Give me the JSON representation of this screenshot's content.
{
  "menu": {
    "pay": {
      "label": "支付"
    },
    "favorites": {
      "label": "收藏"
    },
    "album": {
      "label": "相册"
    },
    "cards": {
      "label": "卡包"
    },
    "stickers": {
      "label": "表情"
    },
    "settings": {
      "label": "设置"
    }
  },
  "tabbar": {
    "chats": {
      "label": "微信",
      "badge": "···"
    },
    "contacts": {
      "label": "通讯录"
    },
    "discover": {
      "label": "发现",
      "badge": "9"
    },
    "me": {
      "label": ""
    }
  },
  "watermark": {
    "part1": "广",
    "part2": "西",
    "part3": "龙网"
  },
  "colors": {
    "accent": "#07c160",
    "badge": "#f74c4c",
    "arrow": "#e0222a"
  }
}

§ What is expected
In the entries above, find each line with the word "label" and copy it.

§ Exercise response
      "label": "支付"
      "label": "收藏"
      "label": "相册"
      "label": "卡包"
      "label": "表情"
      "label": "设置"
      "label": "微信",
      "label": "通讯录"
      "label": "发现",
      "label": ""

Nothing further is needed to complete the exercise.